» **EXERCISE GOAL**
Nothing should be left out: output all of the entries exactly.

— start —

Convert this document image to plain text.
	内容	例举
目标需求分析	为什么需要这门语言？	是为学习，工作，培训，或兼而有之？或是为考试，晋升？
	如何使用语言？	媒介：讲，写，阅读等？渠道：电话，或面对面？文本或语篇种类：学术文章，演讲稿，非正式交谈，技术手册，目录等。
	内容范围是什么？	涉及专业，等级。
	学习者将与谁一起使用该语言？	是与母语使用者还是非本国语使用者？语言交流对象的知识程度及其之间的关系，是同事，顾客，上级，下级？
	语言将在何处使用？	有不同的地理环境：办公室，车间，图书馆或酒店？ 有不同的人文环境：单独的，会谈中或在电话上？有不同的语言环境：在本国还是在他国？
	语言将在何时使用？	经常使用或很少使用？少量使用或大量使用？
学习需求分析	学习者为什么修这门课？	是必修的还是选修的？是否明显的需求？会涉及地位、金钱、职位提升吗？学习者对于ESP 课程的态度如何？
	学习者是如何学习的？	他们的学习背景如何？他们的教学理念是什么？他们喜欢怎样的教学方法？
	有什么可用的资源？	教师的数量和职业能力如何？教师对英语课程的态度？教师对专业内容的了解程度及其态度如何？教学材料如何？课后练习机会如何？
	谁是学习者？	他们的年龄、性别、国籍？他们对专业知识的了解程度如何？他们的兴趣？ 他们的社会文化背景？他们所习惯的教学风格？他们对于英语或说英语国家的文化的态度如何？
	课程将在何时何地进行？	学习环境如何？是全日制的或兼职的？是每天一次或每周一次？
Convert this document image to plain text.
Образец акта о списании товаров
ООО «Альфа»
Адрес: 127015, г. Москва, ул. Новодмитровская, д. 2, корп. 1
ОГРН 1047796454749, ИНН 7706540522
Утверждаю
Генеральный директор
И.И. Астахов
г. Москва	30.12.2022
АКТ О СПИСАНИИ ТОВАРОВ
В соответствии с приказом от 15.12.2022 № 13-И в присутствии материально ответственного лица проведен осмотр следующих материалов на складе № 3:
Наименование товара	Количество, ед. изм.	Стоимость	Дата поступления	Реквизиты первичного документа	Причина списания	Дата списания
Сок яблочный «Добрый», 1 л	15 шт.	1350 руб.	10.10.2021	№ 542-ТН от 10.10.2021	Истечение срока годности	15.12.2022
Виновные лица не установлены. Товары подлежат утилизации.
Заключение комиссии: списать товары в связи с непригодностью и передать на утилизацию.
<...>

— end —

» **REPLY**
Convert this document image to plain text.
	内容	例举
目标需求分析	为什么需要这门语言？	是为学习，工作，培训，或兼而有之？或是为考试，晋升？
	如何使用语言？	媒介：讲，写，阅读等？渠道：电话，或面对面？文本或语篇种类：学术文章，演讲稿，非正式交谈，技术手册，目录等。
	内容范围是什么？	涉及专业，等级。
	学习者将与谁一起使用该语言？	是与母语使用者还是非本国语使用者？语言交流对象的知识程度及其之间的关系，是同事，顾客，上级，下级？
	语言将在何处使用？	有不同的地理环境：办公室，车间，图书馆或酒店？ 有不同的人文环境：单独的，会谈中或在电话上？有不同的语言环境：在本国还是在他国？
	语言将在何时使用？	经常使用或很少使用？少量使用或大量使用？
学习需求分析	学习者为什么修这门课？	是必修的还是选修的？是否明显的需求？会涉及地位、金钱、职位提升吗？学习者对于ESP 课程的态度如何？
	学习者是如何学习的？	他们的学习背景如何？他们的教学理念是什么？他们喜欢怎样的教学方法？
	有什么可用的资源？	教师的数量和职业能力如何？教师对英语课程的态度？教师对专业内容的了解程度及其态度如何？教学材料如何？课后练习机会如何？
	谁是学习者？	他们的年龄、性别、国籍？他们对专业知识的了解程度如何？他们的兴趣？ 他们的社会文化背景？他们所习惯的教学风格？他们对于英语或说英语国家的文化的态度如何？
	课程将在何时何地进行？	学习环境如何？是全日制的或兼职的？是每天一次或每周一次？
Convert this document image to plain text.
Образец акта о списании товаров
ООО «Альфа»
Адрес: 127015, г. Москва, ул. Новодмитровская, д. 2, корп. 1
ОГРН 1047796454749, ИНН 7706540522
Утверждаю
Генеральный директор
И.И. Астахов
г. Москва	30.12.2022
АКТ О СПИСАНИИ ТОВАРОВ
В соответствии с приказом от 15.12.2022 № 13-И в присутствии материально ответственного лица проведен осмотр следующих материалов на складе № 3:
Наименование товара	Количество, ед. изм.	Стоимость	Дата поступления	Реквизиты первичного документа	Причина списания	Дата списания
Сок яблочный «Добрый», 1 л	15 шт.	1350 руб.	10.10.2021	№ 542-ТН от 10.10.2021	Истечение срока годности	15.12.2022
Виновные лица не установлены. Товары подлежат утилизации.
Заключение комиссии: списать товары в связи с непригодностью и передать на утилизацию.
<...>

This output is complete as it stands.